> Written request:
Using the data below, determine the number of lines that include the string "into". Write only that number.

(Records from a dataset)
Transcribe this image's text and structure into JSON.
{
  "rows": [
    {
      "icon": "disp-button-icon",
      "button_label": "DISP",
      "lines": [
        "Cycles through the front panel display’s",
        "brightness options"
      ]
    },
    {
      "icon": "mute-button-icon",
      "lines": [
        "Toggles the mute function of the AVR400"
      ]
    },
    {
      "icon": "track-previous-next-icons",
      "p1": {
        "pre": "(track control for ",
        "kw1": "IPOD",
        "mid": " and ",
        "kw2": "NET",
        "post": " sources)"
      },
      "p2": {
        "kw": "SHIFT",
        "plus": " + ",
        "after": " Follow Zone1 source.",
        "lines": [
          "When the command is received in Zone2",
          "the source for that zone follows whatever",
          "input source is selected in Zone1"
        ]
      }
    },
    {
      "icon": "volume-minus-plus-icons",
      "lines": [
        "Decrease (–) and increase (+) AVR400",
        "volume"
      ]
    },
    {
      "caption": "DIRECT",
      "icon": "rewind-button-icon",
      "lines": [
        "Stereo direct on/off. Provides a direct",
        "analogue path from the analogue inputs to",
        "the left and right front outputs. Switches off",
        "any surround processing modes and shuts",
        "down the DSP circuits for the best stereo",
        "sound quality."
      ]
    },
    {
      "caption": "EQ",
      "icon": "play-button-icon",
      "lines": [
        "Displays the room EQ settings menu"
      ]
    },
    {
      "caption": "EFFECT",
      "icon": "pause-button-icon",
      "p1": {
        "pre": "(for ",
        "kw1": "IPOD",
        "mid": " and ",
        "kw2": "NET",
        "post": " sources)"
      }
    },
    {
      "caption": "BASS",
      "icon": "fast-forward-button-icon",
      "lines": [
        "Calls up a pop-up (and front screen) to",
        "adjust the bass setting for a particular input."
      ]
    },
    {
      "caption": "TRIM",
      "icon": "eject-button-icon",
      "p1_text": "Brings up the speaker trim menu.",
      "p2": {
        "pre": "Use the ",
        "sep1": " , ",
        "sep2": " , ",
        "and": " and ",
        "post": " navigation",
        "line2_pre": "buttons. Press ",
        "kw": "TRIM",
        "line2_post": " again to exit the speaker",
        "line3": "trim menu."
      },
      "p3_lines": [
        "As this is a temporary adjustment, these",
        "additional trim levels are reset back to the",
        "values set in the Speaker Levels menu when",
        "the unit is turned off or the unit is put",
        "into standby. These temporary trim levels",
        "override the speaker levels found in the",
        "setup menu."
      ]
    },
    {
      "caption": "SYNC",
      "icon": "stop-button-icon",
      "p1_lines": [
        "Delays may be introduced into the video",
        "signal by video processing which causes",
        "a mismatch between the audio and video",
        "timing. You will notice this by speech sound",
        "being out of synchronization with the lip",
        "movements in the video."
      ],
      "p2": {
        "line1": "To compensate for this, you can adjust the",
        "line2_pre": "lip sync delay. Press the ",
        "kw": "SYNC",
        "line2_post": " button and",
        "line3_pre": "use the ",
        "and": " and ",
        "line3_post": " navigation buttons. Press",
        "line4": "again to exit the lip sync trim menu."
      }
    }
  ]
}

> Expected output:
3